WHAT YOU WILL DO: Take each line that has the word "color" and return it.

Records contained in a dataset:
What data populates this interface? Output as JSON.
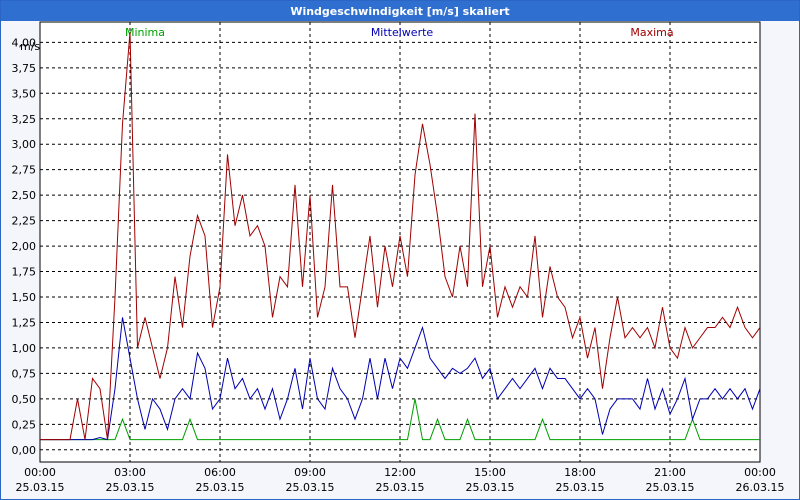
{
  "chart_data": {
    "type": "line",
    "title": "Windgeschwindigkeit [m/s] skaliert",
    "y_label": "m/s",
    "xlim": [
      0,
      24
    ],
    "ylim": [
      -0.12,
      4.2
    ],
    "grid": true,
    "xticks": [
      {
        "value": 0,
        "label": "00:00\n25.03.15"
      },
      {
        "value": 3,
        "label": "03:00\n25.03.15"
      },
      {
        "value": 6,
        "label": "06:00\n25.03.15"
      },
      {
        "value": 9,
        "label": "09:00\n25.03.15"
      },
      {
        "value": 12,
        "label": "12:00\n25.03.15"
      },
      {
        "value": 15,
        "label": "15:00\n25.03.15"
      },
      {
        "value": 18,
        "label": "18:00\n25.03.15"
      },
      {
        "value": 21,
        "label": "21:00\n25.03.15"
      },
      {
        "value": 24,
        "label": "00:00\n26.03.15"
      }
    ],
    "yticks": [
      {
        "value": 0,
        "label": "0,00"
      },
      {
        "value": 0.25,
        "label": "0,25"
      },
      {
        "value": 0.5,
        "label": "0,50"
      },
      {
        "value": 0.75,
        "label": "0,75"
      },
      {
        "value": 1,
        "label": "1,00"
      },
      {
        "value": 1.25,
        "label": "1,25"
      },
      {
        "value": 1.5,
        "label": "1,50"
      },
      {
        "value": 1.75,
        "label": "1,75"
      },
      {
        "value": 2,
        "label": "2,00"
      },
      {
        "value": 2.25,
        "label": "2,25"
      },
      {
        "value": 2.5,
        "label": "2,50"
      },
      {
        "value": 2.75,
        "label": "2,75"
      },
      {
        "value": 3,
        "label": "3,00"
      },
      {
        "value": 3.25,
        "label": "3,25"
      },
      {
        "value": 3.5,
        "label": "3,50"
      },
      {
        "value": 3.75,
        "label": "3,75"
      },
      {
        "value": 4,
        "label": "4,00"
      }
    ],
    "x": [
      0,
      0.25,
      0.5,
      0.75,
      1,
      1.25,
      1.5,
      1.75,
      2,
      2.25,
      2.5,
      2.75,
      3,
      3.25,
      3.5,
      3.75,
      4,
      4.25,
      4.5,
      4.75,
      5,
      5.25,
      5.5,
      5.75,
      6,
      6.25,
      6.5,
      6.75,
      7,
      7.25,
      7.5,
      7.75,
      8,
      8.25,
      8.5,
      8.75,
      9,
      9.25,
      9.5,
      9.75,
      10,
      10.25,
      10.5,
      10.75,
      11,
      11.25,
      11.5,
      11.75,
      12,
      12.25,
      12.5,
      12.75,
      13,
      13.25,
      13.5,
      13.75,
      14,
      14.25,
      14.5,
      14.75,
      15,
      15.25,
      15.5,
      15.75,
      16,
      16.25,
      16.5,
      16.75,
      17,
      17.25,
      17.5,
      17.75,
      18,
      18.25,
      18.5,
      18.75,
      19,
      19.25,
      19.5,
      19.75,
      20,
      20.25,
      20.5,
      20.75,
      21,
      21.25,
      21.5,
      21.75,
      22,
      22.25,
      22.5,
      22.75,
      23,
      23.25,
      23.5,
      23.75,
      24
    ],
    "series": [
      {
        "name": "Minima",
        "color": "#00a000",
        "values": [
          0.1,
          0.1,
          0.1,
          0.1,
          0.1,
          0.1,
          0.1,
          0.1,
          0.1,
          0.1,
          0.1,
          0.3,
          0.1,
          0.1,
          0.1,
          0.1,
          0.1,
          0.1,
          0.1,
          0.1,
          0.3,
          0.1,
          0.1,
          0.1,
          0.1,
          0.1,
          0.1,
          0.1,
          0.1,
          0.1,
          0.1,
          0.1,
          0.1,
          0.1,
          0.1,
          0.1,
          0.1,
          0.1,
          0.1,
          0.1,
          0.1,
          0.1,
          0.1,
          0.1,
          0.1,
          0.1,
          0.1,
          0.1,
          0.1,
          0.1,
          0.5,
          0.1,
          0.1,
          0.3,
          0.1,
          0.1,
          0.1,
          0.3,
          0.1,
          0.1,
          0.1,
          0.1,
          0.1,
          0.1,
          0.1,
          0.1,
          0.1,
          0.3,
          0.1,
          0.1,
          0.1,
          0.1,
          0.1,
          0.1,
          0.1,
          0.1,
          0.1,
          0.1,
          0.1,
          0.1,
          0.1,
          0.1,
          0.1,
          0.1,
          0.1,
          0.1,
          0.1,
          0.3,
          0.1,
          0.1,
          0.1,
          0.1,
          0.1,
          0.1,
          0.1,
          0.1,
          0.1
        ]
      },
      {
        "name": "Mittelwerte",
        "color": "#0000b0",
        "values": [
          0.1,
          0.1,
          0.1,
          0.1,
          0.1,
          0.1,
          0.1,
          0.1,
          0.12,
          0.1,
          0.6,
          1.3,
          0.9,
          0.5,
          0.2,
          0.5,
          0.4,
          0.2,
          0.5,
          0.6,
          0.5,
          0.95,
          0.8,
          0.4,
          0.5,
          0.9,
          0.6,
          0.7,
          0.5,
          0.6,
          0.4,
          0.6,
          0.3,
          0.5,
          0.8,
          0.4,
          0.9,
          0.5,
          0.4,
          0.8,
          0.6,
          0.5,
          0.3,
          0.5,
          0.9,
          0.5,
          0.9,
          0.6,
          0.9,
          0.8,
          1.0,
          1.2,
          0.9,
          0.8,
          0.7,
          0.8,
          0.75,
          0.8,
          0.9,
          0.7,
          0.8,
          0.5,
          0.6,
          0.7,
          0.6,
          0.7,
          0.8,
          0.6,
          0.8,
          0.7,
          0.7,
          0.6,
          0.5,
          0.6,
          0.5,
          0.15,
          0.4,
          0.5,
          0.5,
          0.5,
          0.4,
          0.7,
          0.4,
          0.6,
          0.35,
          0.5,
          0.7,
          0.3,
          0.5,
          0.5,
          0.6,
          0.5,
          0.6,
          0.5,
          0.6,
          0.4,
          0.6
        ]
      },
      {
        "name": "Maxima",
        "color": "#a00000",
        "values": [
          0.1,
          0.1,
          0.1,
          0.1,
          0.1,
          0.5,
          0.1,
          0.7,
          0.6,
          0.1,
          1.5,
          3.2,
          4.1,
          1.0,
          1.3,
          1.0,
          0.7,
          1.0,
          1.7,
          1.2,
          1.9,
          2.3,
          2.1,
          1.2,
          1.6,
          2.9,
          2.2,
          2.5,
          2.1,
          2.2,
          2.0,
          1.3,
          1.7,
          1.6,
          2.6,
          1.6,
          2.5,
          1.3,
          1.6,
          2.6,
          1.6,
          1.6,
          1.1,
          1.6,
          2.1,
          1.4,
          2.0,
          1.6,
          2.1,
          1.7,
          2.7,
          3.2,
          2.8,
          2.3,
          1.7,
          1.5,
          2.0,
          1.6,
          3.3,
          1.6,
          2.0,
          1.3,
          1.6,
          1.4,
          1.6,
          1.5,
          2.1,
          1.3,
          1.8,
          1.5,
          1.4,
          1.1,
          1.3,
          0.9,
          1.2,
          0.6,
          1.1,
          1.5,
          1.1,
          1.2,
          1.1,
          1.2,
          1.0,
          1.4,
          1.0,
          0.9,
          1.2,
          1.0,
          1.1,
          1.2,
          1.2,
          1.3,
          1.2,
          1.4,
          1.2,
          1.1,
          1.2
        ]
      }
    ]
  }
}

OUTPUT FOR THIS EXERCISE:
        "color": "#00a000",
        "color": "#0000b0",
        "color": "#a00000",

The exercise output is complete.